- Request:
Exclude all pictures, then copy each of the records exactly as written.

- Provided material:
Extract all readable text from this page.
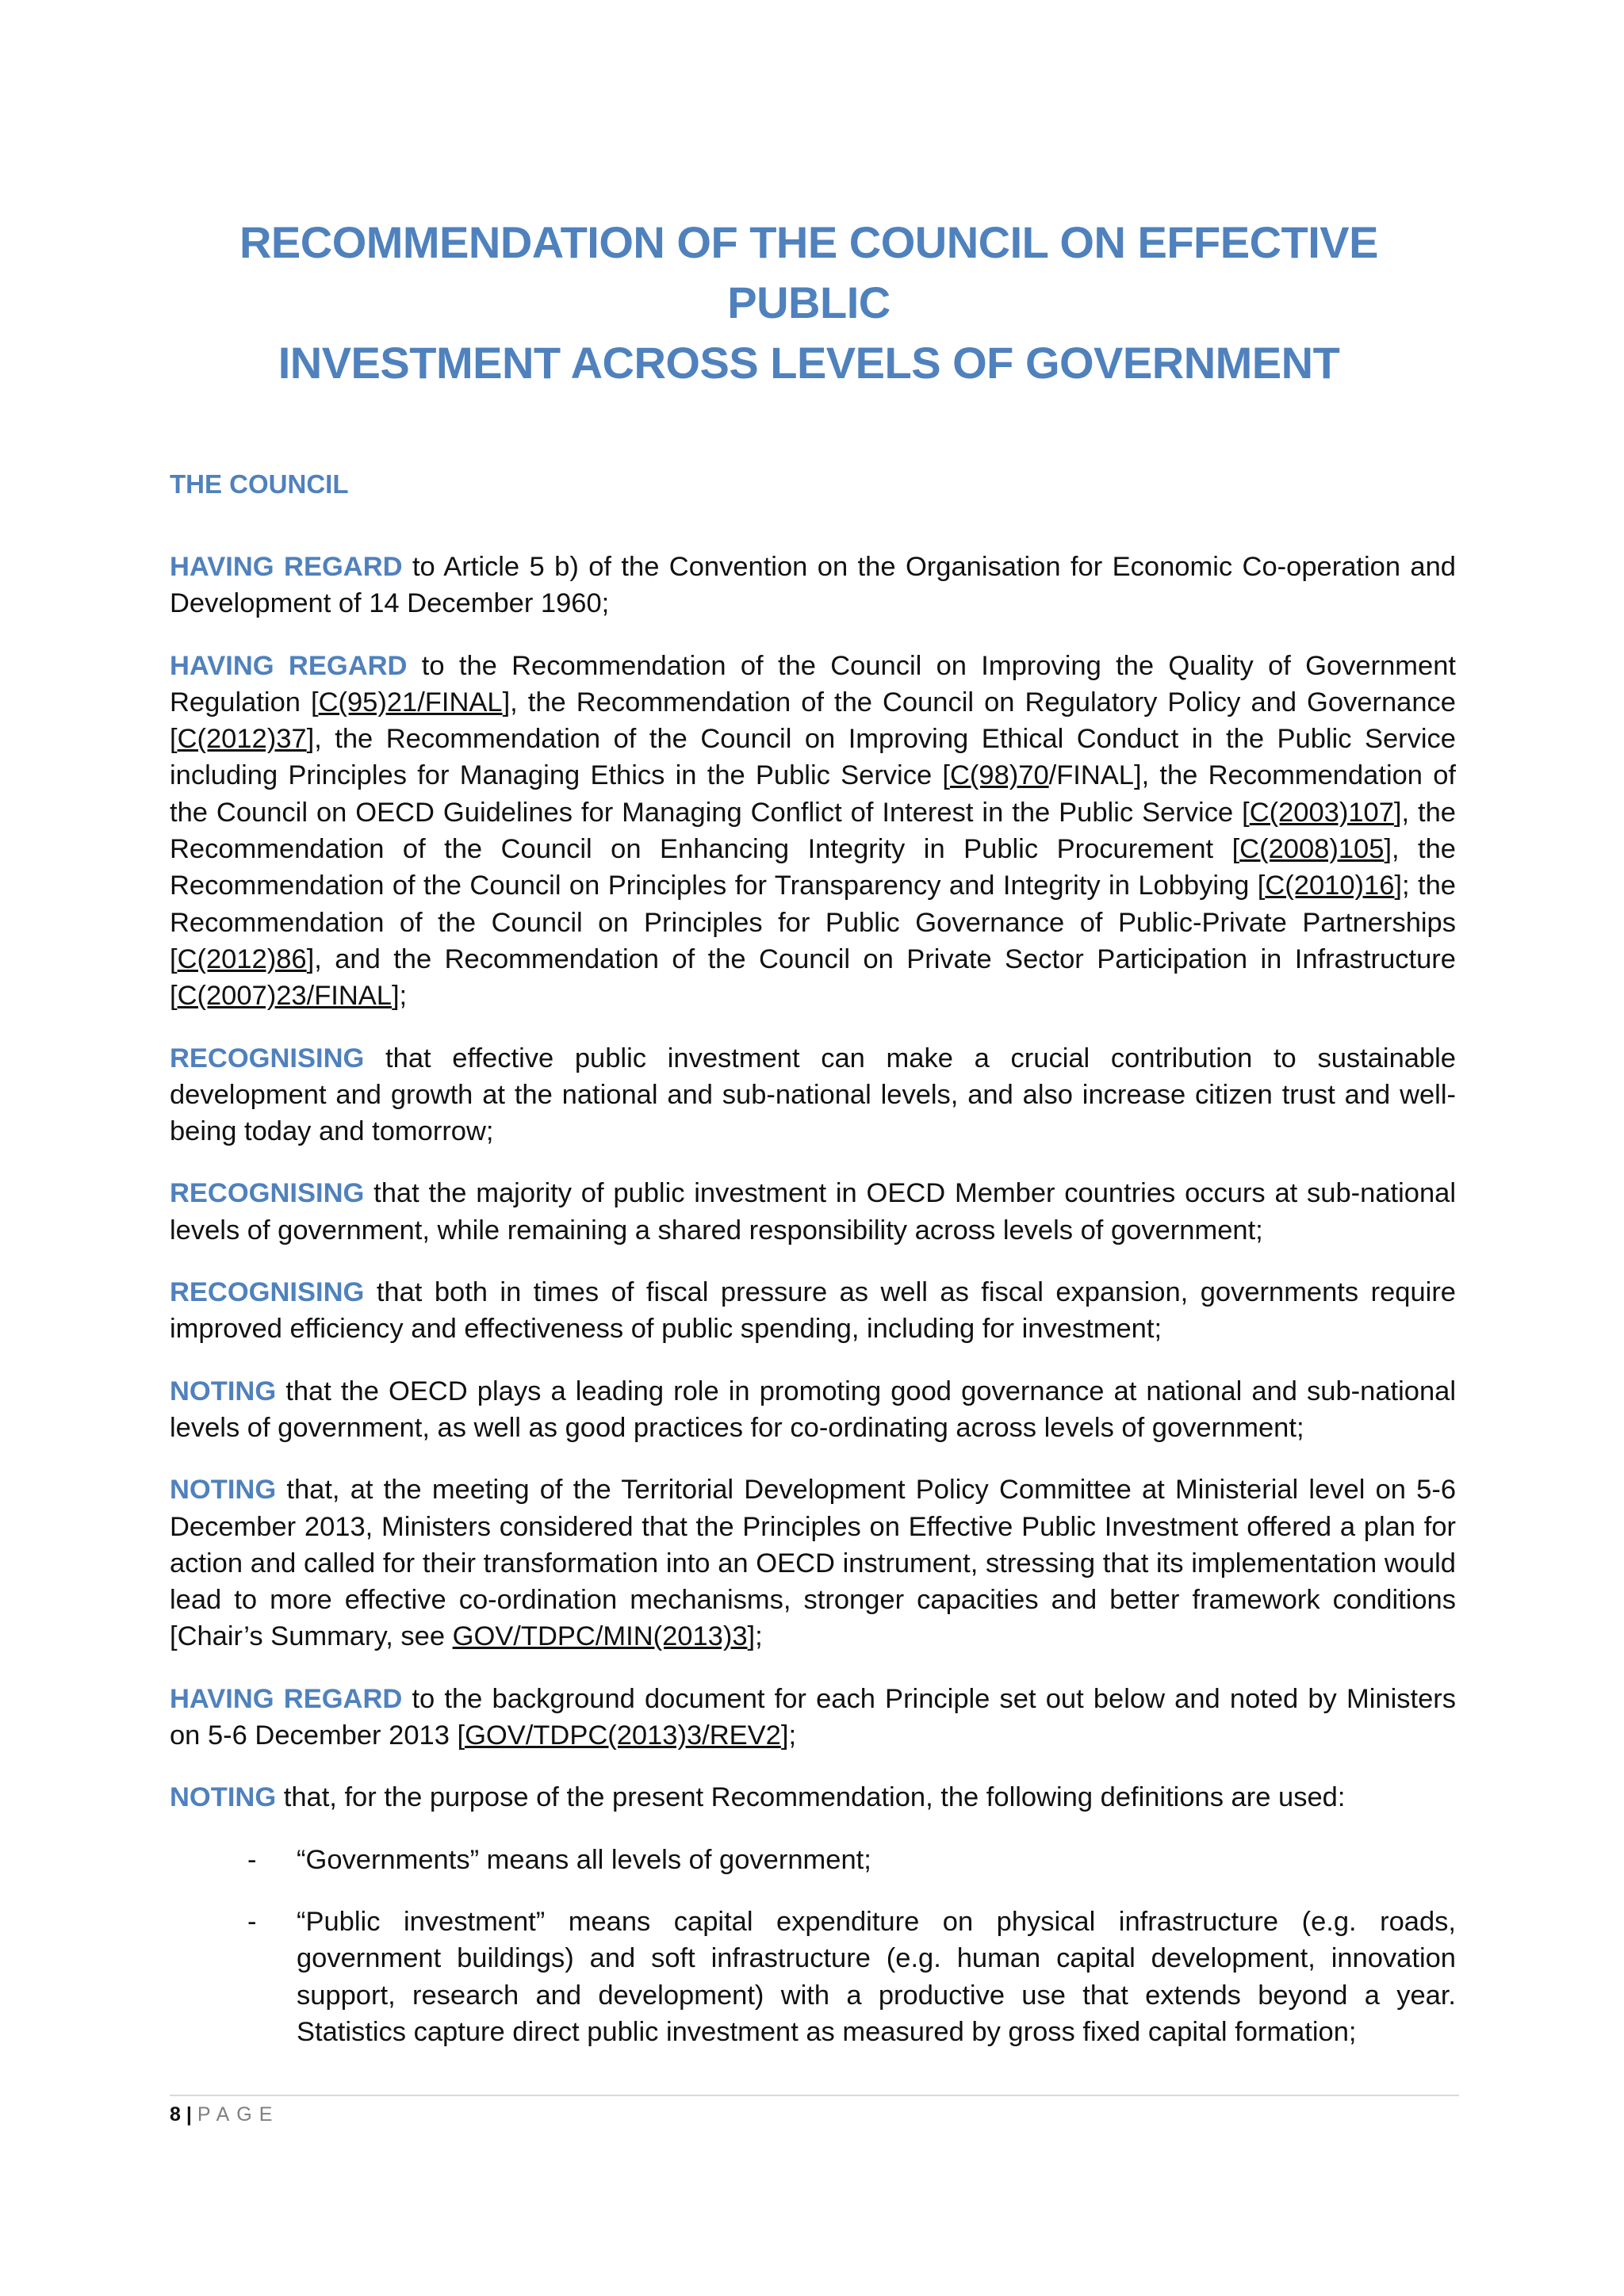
RECOMMENDATION OF THE COUNCIL ON EFFECTIVE PUBLIC
INVESTMENT ACROSS LEVELS OF GOVERNMENT
THE COUNCIL

HAVING REGARD to Article 5 b) of the Convention on the Organisation for Economic Co-operation and Development of 14 December 1960;

HAVING REGARD to the Recommendation of the Council on Improving the Quality of Government Regulation [C(95)21/FINAL], the Recommendation of the Council on Regulatory Policy and Governance [C(2012)37], the Recommendation of the Council on Improving Ethical Conduct in the Public Service including Principles for Managing Ethics in the Public Service [C(98)70/FINAL], the Recommendation of the Council on OECD Guidelines for Managing Conflict of Interest in the Public Service [C(2003)107], the Recommendation of the Council on Enhancing Integrity in Public Procurement [C(2008)105], the Recommendation of the Council on Principles for Transparency and Integrity in Lobbying [C(2010)16]; the Recommendation of the Council on Principles for Public Governance of Public-Private Partnerships [C(2012)86], and the Recommendation of the Council on Private Sector Participation in Infrastructure [C(2007)23/FINAL];

RECOGNISING that effective public investment can make a crucial contribution to sustainable development and growth at the national and sub-national levels, and also increase citizen trust and well-being today and tomorrow;

RECOGNISING that the majority of public investment in OECD Member countries occurs at sub-national levels of government, while remaining a shared responsibility across levels of government;

RECOGNISING that both in times of fiscal pressure as well as fiscal expansion, governments require improved efficiency and effectiveness of public spending, including for investment;

NOTING that the OECD plays a leading role in promoting good governance at national and sub-national levels of government, as well as good practices for co-ordinating across levels of government;

NOTING that, at the meeting of the Territorial Development Policy Committee at Ministerial level on 5-6 December 2013, Ministers considered that the Principles on Effective Public Investment offered a plan for action and called for their transformation into an OECD instrument, stressing that its implementation would lead to more effective co-ordination mechanisms, stronger capacities and better framework conditions [Chair’s Summary, see GOV/TDPC/MIN(2013)3];

HAVING REGARD to the background document for each Principle set out below and noted by Ministers on 5-6 December 2013 [GOV/TDPC(2013)3/REV2];

NOTING that, for the purpose of the present Recommendation, the following definitions are used:

- “Governments” means all levels of government;
- “Public investment” means capital expenditure on physical infrastructure (e.g. roads, government buildings) and soft infrastructure (e.g. human capital development, innovation support, research and development) with a productive use that extends beyond a year. Statistics capture direct public investment as measured by gross fixed capital formation;
8 | PAGE
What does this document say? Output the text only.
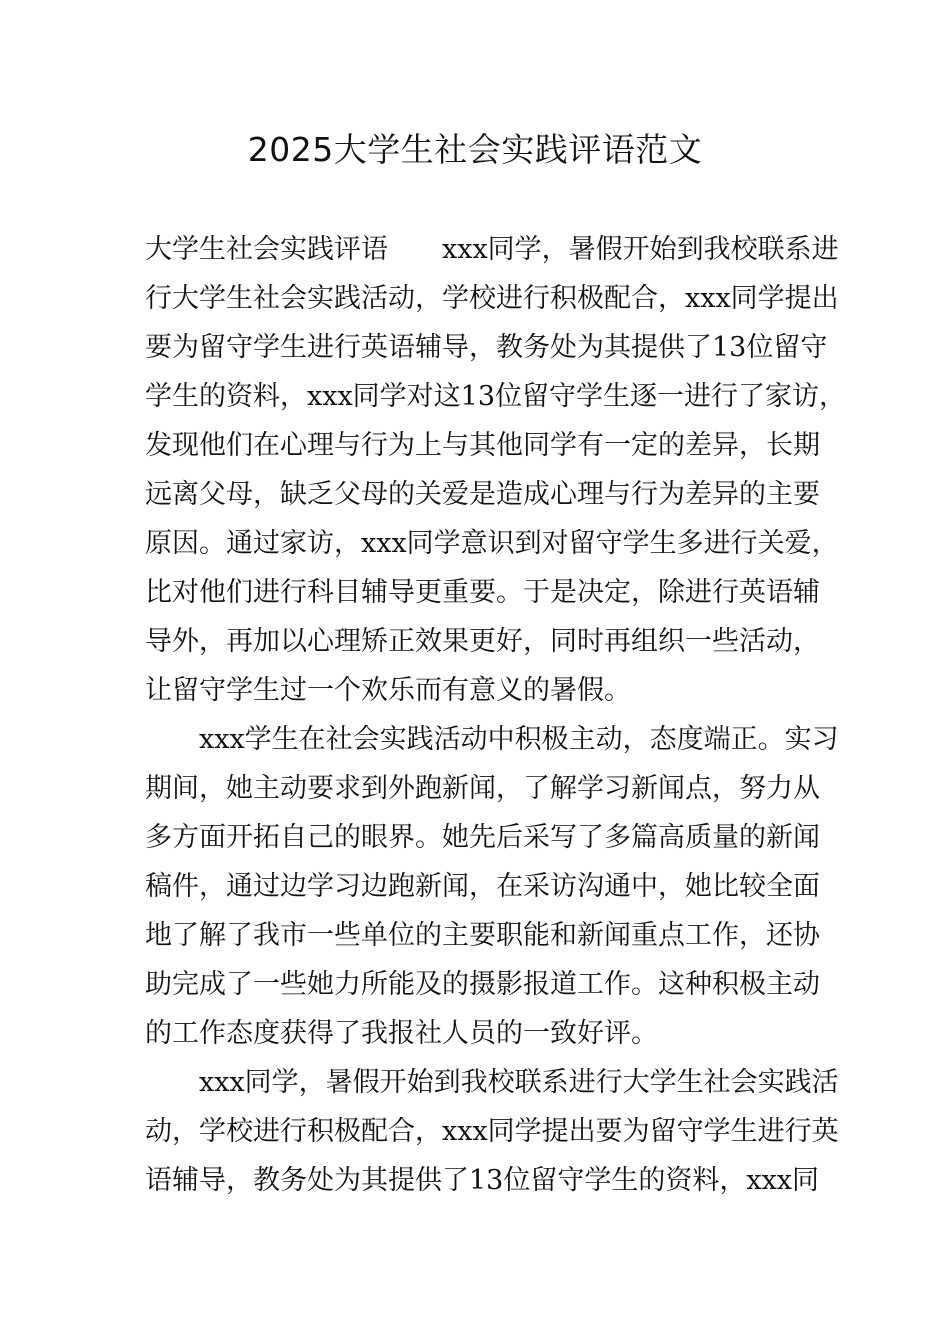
2025大学生社会实践评语范文
大学生社会实践评语　　xxx同学，暑假开始到我校联系进
行大学生社会实践活动，学校进行积极配合，xxx同学提出
要为留守学生进行英语辅导，教务处为其提供了13位留守
学生的资料，xxx同学对这13位留守学生逐一进行了家访，
发现他们在心理与行为上与其他同学有一定的差异，长期
远离父母，缺乏父母的关爱是造成心理与行为差异的主要
原因。通过家访，xxx同学意识到对留守学生多进行关爱，
比对他们进行科目辅导更重要。于是决定，除进行英语辅
导外，再加以心理矫正效果更好，同时再组织一些活动，
让留守学生过一个欢乐而有意义的暑假。
xxx学生在社会实践活动中积极主动，态度端正。实习
期间，她主动要求到外跑新闻，了解学习新闻点，努力从
多方面开拓自己的眼界。她先后采写了多篇高质量的新闻
稿件，通过边学习边跑新闻，在采访沟通中，她比较全面
地了解了我市一些单位的主要职能和新闻重点工作，还协
助完成了一些她力所能及的摄影报道工作。这种积极主动
的工作态度获得了我报社人员的一致好评。
xxx同学，暑假开始到我校联系进行大学生社会实践活
动，学校进行积极配合，xxx同学提出要为留守学生进行英
语辅导，教务处为其提供了13位留守学生的资料，xxx同
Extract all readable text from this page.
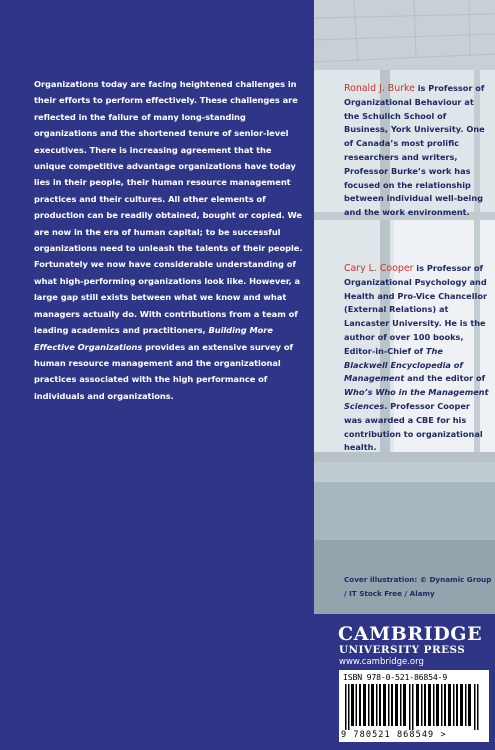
Organizations today are facing heightened challenges in their efforts to perform effectively. These challenges are reflected in the failure of many long-standing organizations and the shortened tenure of senior-level executives. There is increasing agreement that the unique competitive advantage organizations have today lies in their people, their human resource management practices and their cultures. All other elements of production can be readily obtained, bought or copied. We are now in the era of human capital; to be successful organizations need to unleash the talents of their people. Fortunately we now have considerable understanding of what high-performing organizations look like. However, a large gap still exists between what we know and what managers actually do. With contributions from a team of leading academics and practitioners, Building More Effective Organizations provides an extensive survey of human resource management and the organizational practices associated with the high performance of individuals and organizations.

Ronald J. Burke is Professor of Organizational Behaviour at the Schulich School of Business, York University. One of Canada’s most prolific researchers and writers, Professor Burke’s work has focused on the relationship between individual well-being and the work environment.

Cary L. Cooper is Professor of Organizational Psychology and Health and Pro-Vice Chancellor (External Relations) at Lancaster University. He is the author of over 100 books, Editor-in-Chief of The Blackwell Encyclopedia of Management and the editor of Who’s Who in the Management Sciences. Professor Cooper was awarded a CBE for his contribution to organizational health.

Cover illustration: © Dynamic Group / IT Stock Free / Alamy

CAMBRIDGE

UNIVERSITY PRESS

www.cambridge.org

ISBN 978-0-521-86854-9

9 780521 868549 >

- Response:
Extract all readable text from this page.
RECOMMENDATION OF THE COUNCIL ON EFFECTIVE PUBLIC
INVESTMENT ACROSS LEVELS OF GOVERNMENT
THE COUNCIL

HAVING REGARD to Article 5 b) of the Convention on the Organisation for Economic Co-operation and Development of 14 December 1960;

HAVING REGARD to the Recommendation of the Council on Improving the Quality of Government Regulation [C(95)21/FINAL], the Recommendation of the Council on Regulatory Policy and Governance [C(2012)37], the Recommendation of the Council on Improving Ethical Conduct in the Public Service including Principles for Managing Ethics in the Public Service [C(98)70/FINAL], the Recommendation of the Council on OECD Guidelines for Managing Conflict of Interest in the Public Service [C(2003)107], the Recommendation of the Council on Enhancing Integrity in Public Procurement [C(2008)105], the Recommendation of the Council on Principles for Transparency and Integrity in Lobbying [C(2010)16]; the Recommendation of the Council on Principles for Public Governance of Public-Private Partnerships [C(2012)86], and the Recommendation of the Council on Private Sector Participation in Infrastructure [C(2007)23/FINAL];

RECOGNISING that effective public investment can make a crucial contribution to sustainable development and growth at the national and sub-national levels, and also increase citizen trust and well-being today and tomorrow;

RECOGNISING that the majority of public investment in OECD Member countries occurs at sub-national levels of government, while remaining a shared responsibility across levels of government;

RECOGNISING that both in times of fiscal pressure as well as fiscal expansion, governments require improved efficiency and effectiveness of public spending, including for investment;

NOTING that the OECD plays a leading role in promoting good governance at national and sub-national levels of government, as well as good practices for co-ordinating across levels of government;

NOTING that, at the meeting of the Territorial Development Policy Committee at Ministerial level on 5-6 December 2013, Ministers considered that the Principles on Effective Public Investment offered a plan for action and called for their transformation into an OECD instrument, stressing that its implementation would lead to more effective co-ordination mechanisms, stronger capacities and better framework conditions [Chair’s Summary, see GOV/TDPC/MIN(2013)3];

HAVING REGARD to the background document for each Principle set out below and noted by Ministers on 5-6 December 2013 [GOV/TDPC(2013)3/REV2];

NOTING that, for the purpose of the present Recommendation, the following definitions are used:

- “Governments” means all levels of government;
- “Public investment” means capital expenditure on physical infrastructure (e.g. roads, government buildings) and soft infrastructure (e.g. human capital development, innovation support, research and development) with a productive use that extends beyond a year. Statistics capture direct public investment as measured by gross fixed capital formation;
8 | PAGE
What does this document say? Output the text only.
2025大学生社会实践评语范文
大学生社会实践评语　　xxx同学，暑假开始到我校联系进
行大学生社会实践活动，学校进行积极配合，xxx同学提出
要为留守学生进行英语辅导，教务处为其提供了13位留守
学生的资料，xxx同学对这13位留守学生逐一进行了家访，
发现他们在心理与行为上与其他同学有一定的差异，长期
远离父母，缺乏父母的关爱是造成心理与行为差异的主要
原因。通过家访，xxx同学意识到对留守学生多进行关爱，
比对他们进行科目辅导更重要。于是决定，除进行英语辅
导外，再加以心理矫正效果更好，同时再组织一些活动，
让留守学生过一个欢乐而有意义的暑假。
xxx学生在社会实践活动中积极主动，态度端正。实习
期间，她主动要求到外跑新闻，了解学习新闻点，努力从
多方面开拓自己的眼界。她先后采写了多篇高质量的新闻
稿件，通过边学习边跑新闻，在采访沟通中，她比较全面
地了解了我市一些单位的主要职能和新闻重点工作，还协
助完成了一些她力所能及的摄影报道工作。这种积极主动
的工作态度获得了我报社人员的一致好评。
xxx同学，暑假开始到我校联系进行大学生社会实践活
动，学校进行积极配合，xxx同学提出要为留守学生进行英
语辅导，教务处为其提供了13位留守学生的资料，xxx同
Extract all readable text from this page.
Organizations today are facing heightened challenges in their efforts to perform effectively. These challenges are reflected in the failure of many long-standing organizations and the shortened tenure of senior-level executives. There is increasing agreement that the unique competitive advantage organizations have today lies in their people, their human resource management practices and their cultures. All other elements of production can be readily obtained, bought or copied. We are now in the era of human capital; to be successful organizations need to unleash the talents of their people. Fortunately we now have considerable understanding of what high-performing organizations look like. However, a large gap still exists between what we know and what managers actually do. With contributions from a team of leading academics and practitioners, Building More Effective Organizations provides an extensive survey of human resource management and the organizational practices associated with the high performance of individuals and organizations.

Ronald J. Burke is Professor of Organizational Behaviour at the Schulich School of Business, York University. One of Canada’s most prolific researchers and writers, Professor Burke’s work has focused on the relationship between individual well-being and the work environment.

Cary L. Cooper is Professor of Organizational Psychology and Health and Pro-Vice Chancellor (External Relations) at Lancaster University. He is the author of over 100 books, Editor-in-Chief of The Blackwell Encyclopedia of Management and the editor of Who’s Who in the Management Sciences. Professor Cooper was awarded a CBE for his contribution to organizational health.

Cover illustration: © Dynamic Group / IT Stock Free / Alamy

CAMBRIDGE

UNIVERSITY PRESS

www.cambridge.org

ISBN 978-0-521-86854-9

9 780521 868549 >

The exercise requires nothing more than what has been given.